> _Exercise goal_:
Transcribe the records below exactly.

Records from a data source
○ ○ ○ ○ ○

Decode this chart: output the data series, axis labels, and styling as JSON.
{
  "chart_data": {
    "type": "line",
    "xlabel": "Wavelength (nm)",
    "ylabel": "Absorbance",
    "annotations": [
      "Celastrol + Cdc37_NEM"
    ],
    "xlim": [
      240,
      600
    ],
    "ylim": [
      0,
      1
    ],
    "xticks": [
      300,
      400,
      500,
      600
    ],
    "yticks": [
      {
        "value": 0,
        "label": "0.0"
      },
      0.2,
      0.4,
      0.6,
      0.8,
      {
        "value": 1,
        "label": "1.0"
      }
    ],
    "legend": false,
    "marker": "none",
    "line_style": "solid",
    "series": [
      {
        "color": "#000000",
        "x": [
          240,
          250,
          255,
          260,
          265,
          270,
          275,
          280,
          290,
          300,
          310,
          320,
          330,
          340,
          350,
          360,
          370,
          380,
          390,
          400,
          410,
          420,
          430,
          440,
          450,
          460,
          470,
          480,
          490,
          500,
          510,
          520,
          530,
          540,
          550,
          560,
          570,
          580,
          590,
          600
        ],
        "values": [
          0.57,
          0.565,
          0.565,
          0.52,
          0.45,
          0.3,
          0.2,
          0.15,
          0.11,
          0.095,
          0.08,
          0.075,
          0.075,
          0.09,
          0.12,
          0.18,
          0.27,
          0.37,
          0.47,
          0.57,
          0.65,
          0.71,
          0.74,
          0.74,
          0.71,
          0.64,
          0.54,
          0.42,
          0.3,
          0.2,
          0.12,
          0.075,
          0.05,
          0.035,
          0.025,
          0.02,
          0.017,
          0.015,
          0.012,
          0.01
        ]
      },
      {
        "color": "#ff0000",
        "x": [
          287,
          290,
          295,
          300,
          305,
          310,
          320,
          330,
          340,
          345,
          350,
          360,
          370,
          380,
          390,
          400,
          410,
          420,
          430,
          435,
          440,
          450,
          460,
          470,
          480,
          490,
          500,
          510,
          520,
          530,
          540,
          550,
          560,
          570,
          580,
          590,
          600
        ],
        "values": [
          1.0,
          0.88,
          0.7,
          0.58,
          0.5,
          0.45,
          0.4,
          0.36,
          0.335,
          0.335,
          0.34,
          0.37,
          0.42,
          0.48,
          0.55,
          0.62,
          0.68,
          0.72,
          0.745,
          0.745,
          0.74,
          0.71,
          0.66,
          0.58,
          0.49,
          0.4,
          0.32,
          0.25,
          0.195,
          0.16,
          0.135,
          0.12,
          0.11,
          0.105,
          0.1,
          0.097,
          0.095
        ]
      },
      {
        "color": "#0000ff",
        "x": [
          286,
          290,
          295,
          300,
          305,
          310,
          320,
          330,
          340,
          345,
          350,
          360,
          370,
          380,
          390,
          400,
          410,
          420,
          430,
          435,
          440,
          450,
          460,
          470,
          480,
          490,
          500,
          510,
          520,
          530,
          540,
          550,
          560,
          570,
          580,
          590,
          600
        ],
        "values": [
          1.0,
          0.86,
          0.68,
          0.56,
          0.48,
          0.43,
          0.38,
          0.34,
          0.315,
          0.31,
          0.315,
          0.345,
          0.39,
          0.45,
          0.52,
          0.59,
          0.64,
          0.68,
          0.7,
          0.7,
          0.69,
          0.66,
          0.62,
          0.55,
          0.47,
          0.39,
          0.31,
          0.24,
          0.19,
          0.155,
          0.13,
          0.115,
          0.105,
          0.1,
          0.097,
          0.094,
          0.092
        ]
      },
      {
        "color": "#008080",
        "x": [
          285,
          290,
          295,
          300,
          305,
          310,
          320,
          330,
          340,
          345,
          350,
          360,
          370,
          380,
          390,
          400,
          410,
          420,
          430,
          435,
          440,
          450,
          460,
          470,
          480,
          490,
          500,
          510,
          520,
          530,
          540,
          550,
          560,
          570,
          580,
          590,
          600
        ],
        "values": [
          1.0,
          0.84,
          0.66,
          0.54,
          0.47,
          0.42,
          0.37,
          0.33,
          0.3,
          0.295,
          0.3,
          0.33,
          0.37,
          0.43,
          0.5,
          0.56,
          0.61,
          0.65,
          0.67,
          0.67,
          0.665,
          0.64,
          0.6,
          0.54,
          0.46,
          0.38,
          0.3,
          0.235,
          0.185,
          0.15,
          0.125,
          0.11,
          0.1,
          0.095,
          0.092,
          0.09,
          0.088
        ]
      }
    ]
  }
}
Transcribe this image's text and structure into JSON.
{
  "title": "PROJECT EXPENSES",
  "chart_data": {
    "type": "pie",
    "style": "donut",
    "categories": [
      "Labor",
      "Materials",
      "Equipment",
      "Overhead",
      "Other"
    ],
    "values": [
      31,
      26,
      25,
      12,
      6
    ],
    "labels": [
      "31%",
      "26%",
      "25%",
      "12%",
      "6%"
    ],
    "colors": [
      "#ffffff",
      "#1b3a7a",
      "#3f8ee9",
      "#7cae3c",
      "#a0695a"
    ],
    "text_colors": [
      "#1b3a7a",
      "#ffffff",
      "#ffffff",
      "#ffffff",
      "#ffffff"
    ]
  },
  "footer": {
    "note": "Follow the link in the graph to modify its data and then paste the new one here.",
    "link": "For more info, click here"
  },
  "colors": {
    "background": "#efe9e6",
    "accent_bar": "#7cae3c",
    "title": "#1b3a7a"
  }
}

○ ○ ○ ○ ○

> _Result of this task_:
Decode this chart: output the data series, axis labels, and styling as JSON.
{
  "chart_data": {
    "type": "line",
    "xlabel": "Wavelength (nm)",
    "ylabel": "Absorbance",
    "annotations": [
      "Celastrol + Cdc37_NEM"
    ],
    "xlim": [
      240,
      600
    ],
    "ylim": [
      0,
      1
    ],
    "xticks": [
      300,
      400,
      500,
      600
    ],
    "yticks": [
      {
        "value": 0,
        "label": "0.0"
      },
      0.2,
      0.4,
      0.6,
      0.8,
      {
        "value": 1,
        "label": "1.0"
      }
    ],
    "legend": false,
    "marker": "none",
    "line_style": "solid",
    "series": [
      {
        "color": "#000000",
        "x": [
          240,
          250,
          255,
          260,
          265,
          270,
          275,
          280,
          290,
          300,
          310,
          320,
          330,
          340,
          350,
          360,
          370,
          380,
          390,
          400,
          410,
          420,
          430,
          440,
          450,
          460,
          470,
          480,
          490,
          500,
          510,
          520,
          530,
          540,
          550,
          560,
          570,
          580,
          590,
          600
        ],
        "values": [
          0.57,
          0.565,
          0.565,
          0.52,
          0.45,
          0.3,
          0.2,
          0.15,
          0.11,
          0.095,
          0.08,
          0.075,
          0.075,
          0.09,
          0.12,
          0.18,
          0.27,
          0.37,
          0.47,
          0.57,
          0.65,
          0.71,
          0.74,
          0.74,
          0.71,
          0.64,
          0.54,
          0.42,
          0.3,
          0.2,
          0.12,
          0.075,
          0.05,
          0.035,
          0.025,
          0.02,
          0.017,
          0.015,
          0.012,
          0.01
        ]
      },
      {
        "color": "#ff0000",
        "x": [
          287,
          290,
          295,
          300,
          305,
          310,
          320,
          330,
          340,
          345,
          350,
          360,
          370,
          380,
          390,
          400,
          410,
          420,
          430,
          435,
          440,
          450,
          460,
          470,
          480,
          490,
          500,
          510,
          520,
          530,
          540,
          550,
          560,
          570,
          580,
          590,
          600
        ],
        "values": [
          1.0,
          0.88,
          0.7,
          0.58,
          0.5,
          0.45,
          0.4,
          0.36,
          0.335,
          0.335,
          0.34,
          0.37,
          0.42,
          0.48,
          0.55,
          0.62,
          0.68,
          0.72,
          0.745,
          0.745,
          0.74,
          0.71,
          0.66,
          0.58,
          0.49,
          0.4,
          0.32,
          0.25,
          0.195,
          0.16,
          0.135,
          0.12,
          0.11,
          0.105,
          0.1,
          0.097,
          0.095
        ]
      },
      {
        "color": "#0000ff",
        "x": [
          286,
          290,
          295,
          300,
          305,
          310,
          320,
          330,
          340,
          345,
          350,
          360,
          370,
          380,
          390,
          400,
          410,
          420,
          430,
          435,
          440,
          450,
          460,
          470,
          480,
          490,
          500,
          510,
          520,
          530,
          540,
          550,
          560,
          570,
          580,
          590,
          600
        ],
        "values": [
          1.0,
          0.86,
          0.68,
          0.56,
          0.48,
          0.43,
          0.38,
          0.34,
          0.315,
          0.31,
          0.315,
          0.345,
          0.39,
          0.45,
          0.52,
          0.59,
          0.64,
          0.68,
          0.7,
          0.7,
          0.69,
          0.66,
          0.62,
          0.55,
          0.47,
          0.39,
          0.31,
          0.24,
          0.19,
          0.155,
          0.13,
          0.115,
          0.105,
          0.1,
          0.097,
          0.094,
          0.092
        ]
      },
      {
        "color": "#008080",
        "x": [
          285,
          290,
          295,
          300,
          305,
          310,
          320,
          330,
          340,
          345,
          350,
          360,
          370,
          380,
          390,
          400,
          410,
          420,
          430,
          435,
          440,
          450,
          460,
          470,
          480,
          490,
          500,
          510,
          520,
          530,
          540,
          550,
          560,
          570,
          580,
          590,
          600
        ],
        "values": [
          1.0,
          0.84,
          0.66,
          0.54,
          0.47,
          0.42,
          0.37,
          0.33,
          0.3,
          0.295,
          0.3,
          0.33,
          0.37,
          0.43,
          0.5,
          0.56,
          0.61,
          0.65,
          0.67,
          0.67,
          0.665,
          0.64,
          0.6,
          0.54,
          0.46,
          0.38,
          0.3,
          0.235,
          0.185,
          0.15,
          0.125,
          0.11,
          0.1,
          0.095,
          0.092,
          0.09,
          0.088
        ]
      }
    ]
  }
}
Transcribe this image's text and structure into JSON.
{
  "title": "PROJECT EXPENSES",
  "chart_data": {
    "type": "pie",
    "style": "donut",
    "categories": [
      "Labor",
      "Materials",
      "Equipment",
      "Overhead",
      "Other"
    ],
    "values": [
      31,
      26,
      25,
      12,
      6
    ],
    "labels": [
      "31%",
      "26%",
      "25%",
      "12%",
      "6%"
    ],
    "colors": [
      "#ffffff",
      "#1b3a7a",
      "#3f8ee9",
      "#7cae3c",
      "#a0695a"
    ],
    "text_colors": [
      "#1b3a7a",
      "#ffffff",
      "#ffffff",
      "#ffffff",
      "#ffffff"
    ]
  },
  "footer": {
    "note": "Follow the link in the graph to modify its data and then paste the new one here.",
    "link": "For more info, click here"
  },
  "colors": {
    "background": "#efe9e6",
    "accent_bar": "#7cae3c",
    "title": "#1b3a7a"
  }
}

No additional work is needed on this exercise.